Start DATASET RECORDS

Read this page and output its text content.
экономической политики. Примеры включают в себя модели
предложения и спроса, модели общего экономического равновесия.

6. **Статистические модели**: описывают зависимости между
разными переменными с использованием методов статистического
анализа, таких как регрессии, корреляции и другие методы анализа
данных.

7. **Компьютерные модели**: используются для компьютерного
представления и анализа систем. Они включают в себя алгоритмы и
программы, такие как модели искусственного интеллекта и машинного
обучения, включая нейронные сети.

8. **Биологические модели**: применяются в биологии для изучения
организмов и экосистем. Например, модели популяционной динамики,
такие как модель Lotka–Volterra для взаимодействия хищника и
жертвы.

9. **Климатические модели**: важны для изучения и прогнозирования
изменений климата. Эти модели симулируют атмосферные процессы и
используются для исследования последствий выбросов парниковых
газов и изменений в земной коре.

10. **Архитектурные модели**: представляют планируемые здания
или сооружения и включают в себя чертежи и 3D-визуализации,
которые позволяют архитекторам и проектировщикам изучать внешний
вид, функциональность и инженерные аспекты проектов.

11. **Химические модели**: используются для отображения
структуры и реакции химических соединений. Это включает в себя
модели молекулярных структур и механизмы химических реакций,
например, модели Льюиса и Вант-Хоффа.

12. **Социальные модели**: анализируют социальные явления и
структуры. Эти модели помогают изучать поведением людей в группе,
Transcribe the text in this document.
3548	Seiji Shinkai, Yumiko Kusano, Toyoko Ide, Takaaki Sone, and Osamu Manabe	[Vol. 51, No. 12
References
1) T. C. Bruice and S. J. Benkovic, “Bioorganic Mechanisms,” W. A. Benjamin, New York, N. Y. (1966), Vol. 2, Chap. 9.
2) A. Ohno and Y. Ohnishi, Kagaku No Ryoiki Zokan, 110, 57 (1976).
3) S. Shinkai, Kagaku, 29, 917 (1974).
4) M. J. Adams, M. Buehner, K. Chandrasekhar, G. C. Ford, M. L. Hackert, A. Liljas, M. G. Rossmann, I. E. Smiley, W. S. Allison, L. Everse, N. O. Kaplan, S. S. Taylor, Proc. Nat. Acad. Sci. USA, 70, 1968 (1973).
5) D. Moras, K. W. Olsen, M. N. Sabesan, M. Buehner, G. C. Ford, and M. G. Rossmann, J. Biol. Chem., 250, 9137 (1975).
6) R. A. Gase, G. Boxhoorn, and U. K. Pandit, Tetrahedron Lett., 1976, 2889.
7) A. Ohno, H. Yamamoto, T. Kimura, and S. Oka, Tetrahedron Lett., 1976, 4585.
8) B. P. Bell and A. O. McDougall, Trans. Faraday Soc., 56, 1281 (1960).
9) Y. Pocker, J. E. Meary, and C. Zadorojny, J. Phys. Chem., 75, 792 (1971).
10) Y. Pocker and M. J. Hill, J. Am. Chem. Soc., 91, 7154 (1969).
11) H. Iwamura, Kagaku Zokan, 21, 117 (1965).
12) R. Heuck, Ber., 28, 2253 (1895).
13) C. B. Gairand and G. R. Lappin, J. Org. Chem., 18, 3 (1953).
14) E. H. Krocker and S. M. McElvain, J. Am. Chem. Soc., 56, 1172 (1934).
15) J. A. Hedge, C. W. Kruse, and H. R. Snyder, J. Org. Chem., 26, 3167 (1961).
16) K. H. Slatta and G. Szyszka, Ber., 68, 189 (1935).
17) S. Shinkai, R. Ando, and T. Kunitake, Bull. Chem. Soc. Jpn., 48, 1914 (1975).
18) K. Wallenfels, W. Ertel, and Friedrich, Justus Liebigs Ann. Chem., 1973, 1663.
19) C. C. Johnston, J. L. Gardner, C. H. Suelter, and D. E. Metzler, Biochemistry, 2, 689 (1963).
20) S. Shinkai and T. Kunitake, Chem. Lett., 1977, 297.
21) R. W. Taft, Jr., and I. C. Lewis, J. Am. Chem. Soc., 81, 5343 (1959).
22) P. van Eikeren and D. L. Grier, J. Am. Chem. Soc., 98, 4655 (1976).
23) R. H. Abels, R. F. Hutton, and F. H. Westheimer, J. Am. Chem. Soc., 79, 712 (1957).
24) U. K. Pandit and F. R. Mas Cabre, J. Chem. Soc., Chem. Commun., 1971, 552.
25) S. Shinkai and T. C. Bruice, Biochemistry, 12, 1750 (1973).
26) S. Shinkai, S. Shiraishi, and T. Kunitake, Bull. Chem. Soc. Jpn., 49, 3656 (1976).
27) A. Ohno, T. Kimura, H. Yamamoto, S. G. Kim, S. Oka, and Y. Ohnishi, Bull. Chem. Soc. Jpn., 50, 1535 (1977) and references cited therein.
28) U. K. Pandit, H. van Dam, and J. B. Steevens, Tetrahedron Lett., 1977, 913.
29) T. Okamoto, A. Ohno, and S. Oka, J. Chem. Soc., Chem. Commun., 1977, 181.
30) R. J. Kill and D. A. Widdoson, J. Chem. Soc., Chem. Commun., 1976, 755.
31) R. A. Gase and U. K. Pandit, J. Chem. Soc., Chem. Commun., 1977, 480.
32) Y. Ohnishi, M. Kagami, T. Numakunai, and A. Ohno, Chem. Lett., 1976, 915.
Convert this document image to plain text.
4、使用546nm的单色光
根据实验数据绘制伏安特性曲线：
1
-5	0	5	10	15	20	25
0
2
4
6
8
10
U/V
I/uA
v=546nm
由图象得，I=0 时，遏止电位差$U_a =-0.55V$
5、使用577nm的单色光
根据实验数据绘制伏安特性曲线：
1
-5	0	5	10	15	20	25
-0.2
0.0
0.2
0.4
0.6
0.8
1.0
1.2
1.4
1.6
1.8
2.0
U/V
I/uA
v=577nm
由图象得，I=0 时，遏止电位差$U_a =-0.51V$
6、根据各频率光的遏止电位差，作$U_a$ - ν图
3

End DATASET RECORDS

## [EXERCISE TASK]
Every line above that contains the word "Kagaku" should be reported.

## [FULL SOLUTION]
2) A. Ohno and Y. Ohnishi, Kagaku No Ryoiki Zokan, 110, 57 (1976).
3) S. Shinkai, Kagaku, 29, 917 (1974).
11) H. Iwamura, Kagaku Zokan, 21, 117 (1965).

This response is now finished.